> [WORK REQUIRED]:
Copy each line of the material below that includes the string "Fasquelle".

> [RECORDED INFORMATION]:
═══

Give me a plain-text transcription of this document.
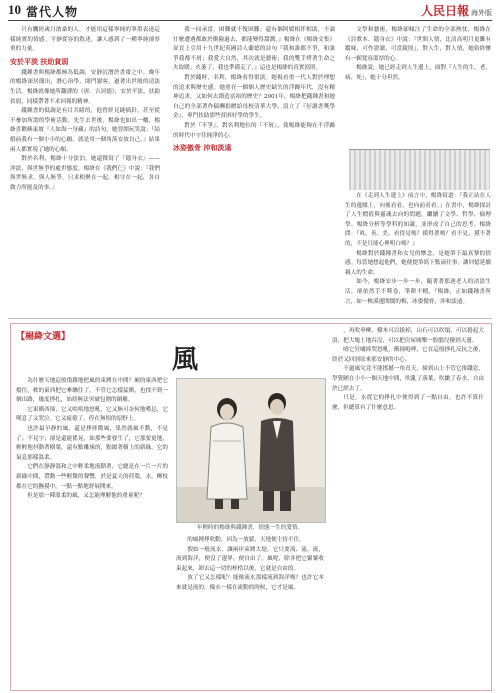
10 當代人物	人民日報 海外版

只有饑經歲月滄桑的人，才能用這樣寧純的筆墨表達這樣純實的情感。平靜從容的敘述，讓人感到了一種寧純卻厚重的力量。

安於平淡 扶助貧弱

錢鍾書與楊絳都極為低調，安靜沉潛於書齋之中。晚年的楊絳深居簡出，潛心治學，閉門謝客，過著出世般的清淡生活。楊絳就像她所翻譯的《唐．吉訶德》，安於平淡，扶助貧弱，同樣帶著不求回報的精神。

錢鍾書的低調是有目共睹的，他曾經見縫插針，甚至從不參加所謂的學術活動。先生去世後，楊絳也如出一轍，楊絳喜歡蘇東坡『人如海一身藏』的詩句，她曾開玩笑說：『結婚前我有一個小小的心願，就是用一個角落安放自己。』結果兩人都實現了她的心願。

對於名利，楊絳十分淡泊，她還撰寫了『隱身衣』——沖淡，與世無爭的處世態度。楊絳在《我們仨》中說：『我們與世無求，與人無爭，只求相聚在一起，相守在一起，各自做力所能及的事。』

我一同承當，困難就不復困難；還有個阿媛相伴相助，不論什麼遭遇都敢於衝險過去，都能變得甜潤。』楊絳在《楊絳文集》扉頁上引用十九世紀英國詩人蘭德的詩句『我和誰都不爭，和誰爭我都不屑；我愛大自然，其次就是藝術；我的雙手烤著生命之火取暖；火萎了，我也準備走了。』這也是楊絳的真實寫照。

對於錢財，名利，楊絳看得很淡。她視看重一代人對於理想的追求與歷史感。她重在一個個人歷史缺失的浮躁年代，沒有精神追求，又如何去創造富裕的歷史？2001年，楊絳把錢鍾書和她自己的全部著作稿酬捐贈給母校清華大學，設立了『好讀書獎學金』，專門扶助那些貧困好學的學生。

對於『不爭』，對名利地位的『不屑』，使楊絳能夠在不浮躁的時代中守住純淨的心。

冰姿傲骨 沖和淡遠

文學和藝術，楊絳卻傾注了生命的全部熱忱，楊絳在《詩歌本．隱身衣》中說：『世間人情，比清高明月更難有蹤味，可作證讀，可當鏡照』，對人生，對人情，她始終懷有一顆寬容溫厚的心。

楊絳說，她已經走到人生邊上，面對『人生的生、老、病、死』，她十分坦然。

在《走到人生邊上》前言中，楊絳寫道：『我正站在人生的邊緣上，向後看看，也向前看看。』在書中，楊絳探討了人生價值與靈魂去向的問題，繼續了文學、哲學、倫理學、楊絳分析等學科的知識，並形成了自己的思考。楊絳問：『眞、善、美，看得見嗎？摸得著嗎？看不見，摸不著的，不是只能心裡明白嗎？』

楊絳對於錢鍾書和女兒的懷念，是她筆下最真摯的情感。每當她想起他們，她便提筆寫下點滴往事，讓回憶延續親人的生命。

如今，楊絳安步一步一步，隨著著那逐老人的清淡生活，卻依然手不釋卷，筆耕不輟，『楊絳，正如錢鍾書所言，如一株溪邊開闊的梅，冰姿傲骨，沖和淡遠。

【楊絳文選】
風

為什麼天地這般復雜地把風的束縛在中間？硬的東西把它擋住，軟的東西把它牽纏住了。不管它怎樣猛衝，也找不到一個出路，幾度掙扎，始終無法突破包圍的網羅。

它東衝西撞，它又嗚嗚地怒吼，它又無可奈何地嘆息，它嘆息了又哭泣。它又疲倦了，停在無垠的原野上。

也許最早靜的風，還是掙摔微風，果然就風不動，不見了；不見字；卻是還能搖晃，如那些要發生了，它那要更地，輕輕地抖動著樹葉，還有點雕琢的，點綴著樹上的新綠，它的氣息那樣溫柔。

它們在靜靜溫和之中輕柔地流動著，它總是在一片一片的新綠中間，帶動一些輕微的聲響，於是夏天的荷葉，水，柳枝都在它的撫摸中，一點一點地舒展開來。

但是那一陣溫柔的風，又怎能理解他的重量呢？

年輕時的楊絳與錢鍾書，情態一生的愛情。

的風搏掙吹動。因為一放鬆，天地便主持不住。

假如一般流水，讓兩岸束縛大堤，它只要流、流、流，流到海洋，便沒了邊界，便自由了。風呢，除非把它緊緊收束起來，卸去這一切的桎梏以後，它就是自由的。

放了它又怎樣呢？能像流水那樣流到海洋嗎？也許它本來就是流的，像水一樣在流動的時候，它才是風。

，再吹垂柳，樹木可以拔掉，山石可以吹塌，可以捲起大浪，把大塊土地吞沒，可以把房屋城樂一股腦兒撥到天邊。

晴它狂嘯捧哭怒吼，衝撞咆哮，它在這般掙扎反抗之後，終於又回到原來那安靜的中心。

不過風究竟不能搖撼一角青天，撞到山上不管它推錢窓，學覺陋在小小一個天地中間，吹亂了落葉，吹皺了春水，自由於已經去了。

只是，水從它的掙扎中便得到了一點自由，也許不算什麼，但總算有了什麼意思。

═══

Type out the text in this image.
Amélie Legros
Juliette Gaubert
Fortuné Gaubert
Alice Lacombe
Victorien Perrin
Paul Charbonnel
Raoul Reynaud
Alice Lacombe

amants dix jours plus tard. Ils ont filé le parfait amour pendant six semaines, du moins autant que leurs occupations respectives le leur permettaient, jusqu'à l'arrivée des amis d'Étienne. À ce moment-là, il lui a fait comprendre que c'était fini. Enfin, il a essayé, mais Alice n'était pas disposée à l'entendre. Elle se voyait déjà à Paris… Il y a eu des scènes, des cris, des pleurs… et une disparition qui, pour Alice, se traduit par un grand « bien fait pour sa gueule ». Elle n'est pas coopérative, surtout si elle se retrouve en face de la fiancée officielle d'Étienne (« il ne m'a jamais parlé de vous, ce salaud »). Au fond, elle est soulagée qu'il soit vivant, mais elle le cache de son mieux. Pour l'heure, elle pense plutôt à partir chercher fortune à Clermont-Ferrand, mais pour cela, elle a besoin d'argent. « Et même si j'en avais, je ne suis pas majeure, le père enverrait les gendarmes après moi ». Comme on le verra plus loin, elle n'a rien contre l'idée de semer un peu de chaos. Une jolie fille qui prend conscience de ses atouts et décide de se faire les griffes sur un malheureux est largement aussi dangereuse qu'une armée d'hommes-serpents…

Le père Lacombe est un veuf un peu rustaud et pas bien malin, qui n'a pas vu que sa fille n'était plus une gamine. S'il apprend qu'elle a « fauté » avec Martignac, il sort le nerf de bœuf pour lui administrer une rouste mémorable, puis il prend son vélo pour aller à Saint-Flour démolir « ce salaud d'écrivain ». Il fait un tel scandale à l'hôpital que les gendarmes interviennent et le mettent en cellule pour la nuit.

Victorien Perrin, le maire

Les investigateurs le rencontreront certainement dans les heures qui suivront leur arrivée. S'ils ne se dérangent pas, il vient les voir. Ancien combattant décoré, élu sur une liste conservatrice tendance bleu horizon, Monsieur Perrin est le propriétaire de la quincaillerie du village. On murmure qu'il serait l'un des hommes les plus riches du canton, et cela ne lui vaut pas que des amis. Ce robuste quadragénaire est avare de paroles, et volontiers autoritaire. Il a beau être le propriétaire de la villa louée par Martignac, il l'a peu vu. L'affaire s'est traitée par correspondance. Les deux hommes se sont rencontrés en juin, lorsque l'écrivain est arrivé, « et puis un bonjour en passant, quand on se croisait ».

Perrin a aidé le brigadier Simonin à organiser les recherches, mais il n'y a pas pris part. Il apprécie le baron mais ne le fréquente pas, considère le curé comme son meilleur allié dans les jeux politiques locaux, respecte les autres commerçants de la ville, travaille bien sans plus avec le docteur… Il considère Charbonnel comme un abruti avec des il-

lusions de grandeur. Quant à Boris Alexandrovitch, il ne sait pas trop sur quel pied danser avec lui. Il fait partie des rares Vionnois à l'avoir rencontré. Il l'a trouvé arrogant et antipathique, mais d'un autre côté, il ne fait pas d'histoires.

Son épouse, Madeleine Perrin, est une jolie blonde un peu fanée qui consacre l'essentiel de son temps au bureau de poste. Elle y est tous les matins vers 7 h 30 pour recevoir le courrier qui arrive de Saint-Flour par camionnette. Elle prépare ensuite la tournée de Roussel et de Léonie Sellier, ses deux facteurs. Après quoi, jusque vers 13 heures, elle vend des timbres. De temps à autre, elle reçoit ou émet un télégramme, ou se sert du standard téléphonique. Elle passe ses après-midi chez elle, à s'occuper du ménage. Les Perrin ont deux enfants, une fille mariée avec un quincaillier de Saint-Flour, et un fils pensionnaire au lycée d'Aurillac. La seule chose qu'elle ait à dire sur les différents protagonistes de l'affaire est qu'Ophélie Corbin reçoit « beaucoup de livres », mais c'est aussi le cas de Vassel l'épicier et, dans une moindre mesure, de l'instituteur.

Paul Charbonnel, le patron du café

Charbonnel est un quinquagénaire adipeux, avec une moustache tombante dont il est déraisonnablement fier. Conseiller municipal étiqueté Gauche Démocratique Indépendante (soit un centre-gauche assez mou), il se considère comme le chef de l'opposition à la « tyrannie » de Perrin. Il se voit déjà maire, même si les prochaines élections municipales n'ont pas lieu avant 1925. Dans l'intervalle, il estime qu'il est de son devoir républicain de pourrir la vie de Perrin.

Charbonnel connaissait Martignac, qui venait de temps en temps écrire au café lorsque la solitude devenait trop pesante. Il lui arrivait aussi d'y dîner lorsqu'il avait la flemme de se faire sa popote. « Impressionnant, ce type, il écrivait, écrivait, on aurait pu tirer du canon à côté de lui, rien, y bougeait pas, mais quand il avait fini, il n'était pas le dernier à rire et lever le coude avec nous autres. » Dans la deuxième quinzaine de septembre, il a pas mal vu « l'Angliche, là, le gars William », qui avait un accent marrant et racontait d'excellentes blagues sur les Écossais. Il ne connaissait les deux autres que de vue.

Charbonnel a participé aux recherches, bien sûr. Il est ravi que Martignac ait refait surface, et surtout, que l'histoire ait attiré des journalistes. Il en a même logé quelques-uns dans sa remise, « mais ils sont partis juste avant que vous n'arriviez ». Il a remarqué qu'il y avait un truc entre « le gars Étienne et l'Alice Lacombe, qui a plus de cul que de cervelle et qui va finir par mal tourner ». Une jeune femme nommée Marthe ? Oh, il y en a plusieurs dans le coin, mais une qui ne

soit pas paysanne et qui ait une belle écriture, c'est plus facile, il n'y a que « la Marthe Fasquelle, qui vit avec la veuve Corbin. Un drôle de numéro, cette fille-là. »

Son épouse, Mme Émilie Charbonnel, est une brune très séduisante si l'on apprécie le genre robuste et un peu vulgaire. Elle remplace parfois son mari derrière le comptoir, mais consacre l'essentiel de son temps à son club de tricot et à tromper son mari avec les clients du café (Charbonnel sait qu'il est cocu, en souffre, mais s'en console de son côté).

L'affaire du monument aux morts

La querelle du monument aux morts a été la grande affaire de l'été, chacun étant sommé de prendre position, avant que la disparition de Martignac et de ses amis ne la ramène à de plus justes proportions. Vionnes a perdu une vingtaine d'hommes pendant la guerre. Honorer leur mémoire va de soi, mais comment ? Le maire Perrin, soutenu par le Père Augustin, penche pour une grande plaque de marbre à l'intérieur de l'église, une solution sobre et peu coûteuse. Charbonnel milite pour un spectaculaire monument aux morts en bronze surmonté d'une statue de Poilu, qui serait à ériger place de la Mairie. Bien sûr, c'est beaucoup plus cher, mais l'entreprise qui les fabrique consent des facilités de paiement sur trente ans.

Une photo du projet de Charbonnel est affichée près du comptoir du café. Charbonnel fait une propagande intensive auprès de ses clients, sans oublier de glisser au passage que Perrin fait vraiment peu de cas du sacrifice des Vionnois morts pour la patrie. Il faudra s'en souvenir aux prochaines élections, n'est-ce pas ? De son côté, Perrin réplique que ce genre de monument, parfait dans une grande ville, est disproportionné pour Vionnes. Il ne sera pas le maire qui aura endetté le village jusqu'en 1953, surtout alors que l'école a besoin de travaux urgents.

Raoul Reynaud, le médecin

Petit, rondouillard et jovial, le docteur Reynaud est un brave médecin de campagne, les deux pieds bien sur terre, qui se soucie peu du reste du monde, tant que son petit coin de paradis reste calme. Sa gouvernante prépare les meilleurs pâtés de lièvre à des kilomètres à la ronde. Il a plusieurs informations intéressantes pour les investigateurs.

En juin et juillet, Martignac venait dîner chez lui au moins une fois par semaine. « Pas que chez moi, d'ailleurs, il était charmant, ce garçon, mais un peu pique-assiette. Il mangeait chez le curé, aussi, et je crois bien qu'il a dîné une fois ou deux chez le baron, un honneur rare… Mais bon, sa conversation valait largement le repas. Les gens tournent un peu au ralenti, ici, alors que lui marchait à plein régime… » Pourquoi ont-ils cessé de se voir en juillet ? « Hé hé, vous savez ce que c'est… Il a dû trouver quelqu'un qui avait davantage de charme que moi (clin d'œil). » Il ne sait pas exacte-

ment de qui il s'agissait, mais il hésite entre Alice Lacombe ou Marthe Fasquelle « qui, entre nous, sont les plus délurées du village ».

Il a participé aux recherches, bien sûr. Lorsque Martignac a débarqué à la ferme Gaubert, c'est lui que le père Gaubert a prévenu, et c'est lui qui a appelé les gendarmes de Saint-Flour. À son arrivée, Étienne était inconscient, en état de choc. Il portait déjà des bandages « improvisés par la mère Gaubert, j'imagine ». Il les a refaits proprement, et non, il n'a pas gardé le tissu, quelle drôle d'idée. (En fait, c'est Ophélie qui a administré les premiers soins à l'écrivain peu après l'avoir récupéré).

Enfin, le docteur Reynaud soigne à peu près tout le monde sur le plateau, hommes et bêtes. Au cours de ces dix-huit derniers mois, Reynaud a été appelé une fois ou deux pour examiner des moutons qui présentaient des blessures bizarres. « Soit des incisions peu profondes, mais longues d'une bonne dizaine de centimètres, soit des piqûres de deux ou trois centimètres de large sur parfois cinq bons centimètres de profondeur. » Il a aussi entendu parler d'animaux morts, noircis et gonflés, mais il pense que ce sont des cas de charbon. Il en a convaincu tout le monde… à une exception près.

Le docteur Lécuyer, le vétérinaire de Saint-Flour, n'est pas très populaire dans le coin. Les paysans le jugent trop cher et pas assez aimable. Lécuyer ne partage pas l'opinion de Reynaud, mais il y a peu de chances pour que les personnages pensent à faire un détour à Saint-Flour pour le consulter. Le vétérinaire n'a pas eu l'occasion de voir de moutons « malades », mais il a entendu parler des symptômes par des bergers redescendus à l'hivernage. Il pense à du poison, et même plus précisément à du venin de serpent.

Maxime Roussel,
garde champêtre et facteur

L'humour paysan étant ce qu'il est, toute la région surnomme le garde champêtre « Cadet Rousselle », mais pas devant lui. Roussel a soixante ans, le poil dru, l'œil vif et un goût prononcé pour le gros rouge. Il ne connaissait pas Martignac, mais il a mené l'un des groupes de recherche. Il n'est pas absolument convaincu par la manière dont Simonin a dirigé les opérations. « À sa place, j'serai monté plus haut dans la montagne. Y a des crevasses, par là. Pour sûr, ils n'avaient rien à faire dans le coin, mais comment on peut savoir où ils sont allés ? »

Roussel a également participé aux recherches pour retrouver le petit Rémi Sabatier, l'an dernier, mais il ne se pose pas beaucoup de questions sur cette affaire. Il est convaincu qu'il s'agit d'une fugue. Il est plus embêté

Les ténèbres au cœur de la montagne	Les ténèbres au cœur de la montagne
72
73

═══

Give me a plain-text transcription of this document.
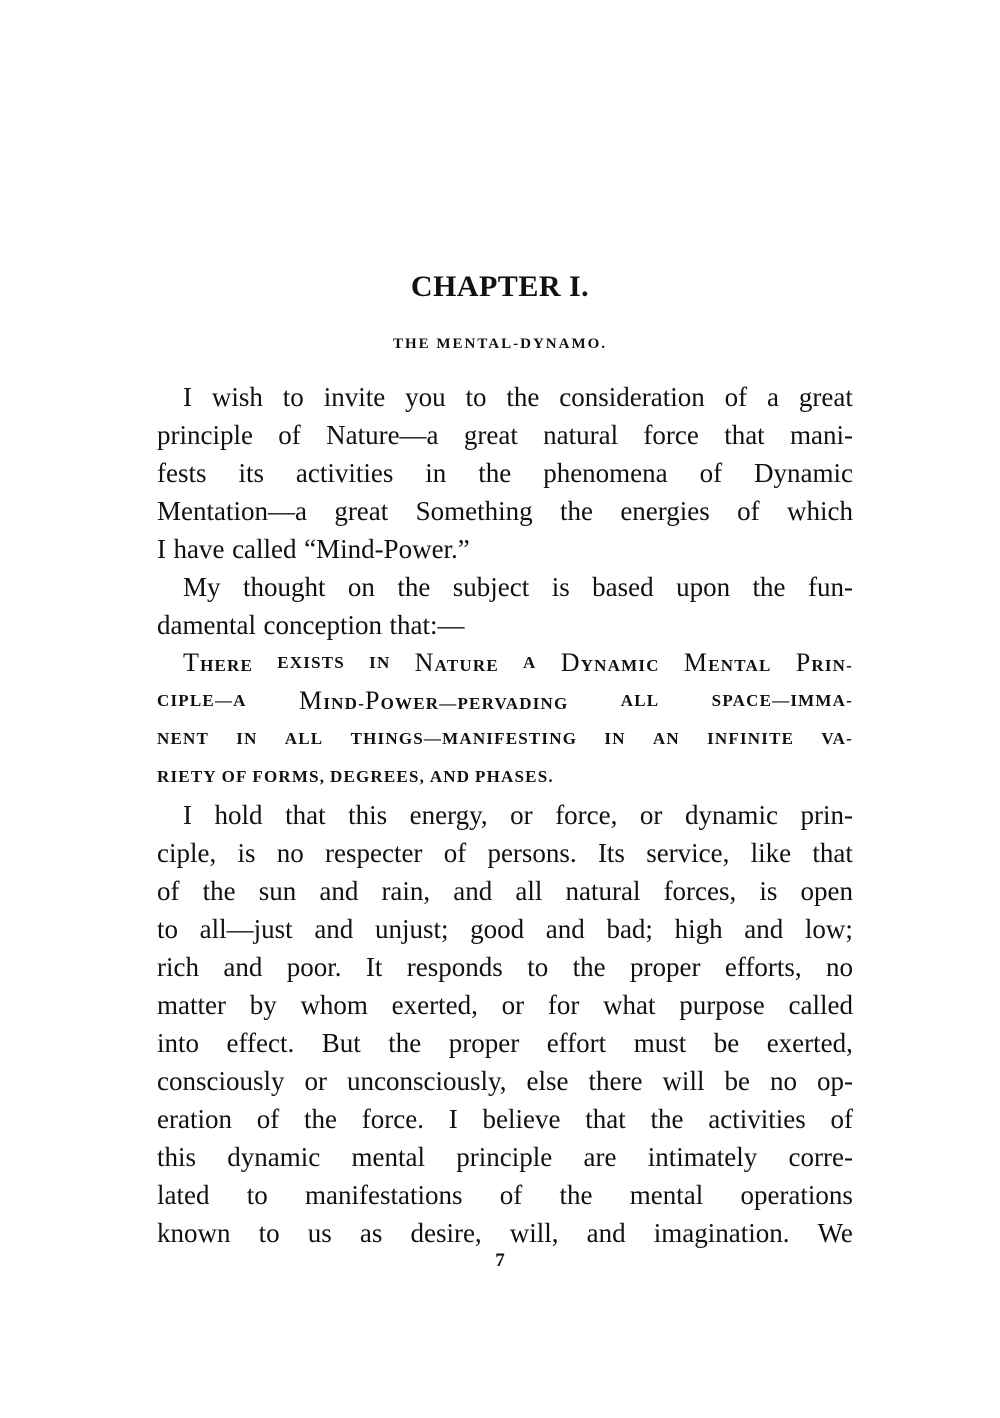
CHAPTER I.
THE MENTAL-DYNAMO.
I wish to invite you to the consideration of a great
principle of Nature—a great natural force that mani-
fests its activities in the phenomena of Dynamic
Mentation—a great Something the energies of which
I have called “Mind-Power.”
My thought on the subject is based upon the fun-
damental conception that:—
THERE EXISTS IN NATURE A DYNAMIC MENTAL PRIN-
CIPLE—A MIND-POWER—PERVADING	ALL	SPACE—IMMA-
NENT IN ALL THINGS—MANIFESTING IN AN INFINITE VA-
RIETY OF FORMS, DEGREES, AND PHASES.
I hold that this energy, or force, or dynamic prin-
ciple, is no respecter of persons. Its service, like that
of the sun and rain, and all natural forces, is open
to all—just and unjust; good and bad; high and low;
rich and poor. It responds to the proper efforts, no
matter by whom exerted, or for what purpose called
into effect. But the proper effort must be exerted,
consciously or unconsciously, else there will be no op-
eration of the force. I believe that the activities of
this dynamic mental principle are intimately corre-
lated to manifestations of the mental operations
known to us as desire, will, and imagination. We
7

═══

> [ANSWER TO THIS EXERCISE]:
soit pas paysanne et qui ait une belle écriture, c'est plus facile, il n'y a que « la Marthe Fasquelle, qui vit avec la veuve Corbin. Un drôle de numéro, cette fille-là. »
ment de qui il s'agissait, mais il hésite entre Alice Lacombe ou Marthe Fasquelle « qui, entre nous, sont les plus délurées du village ».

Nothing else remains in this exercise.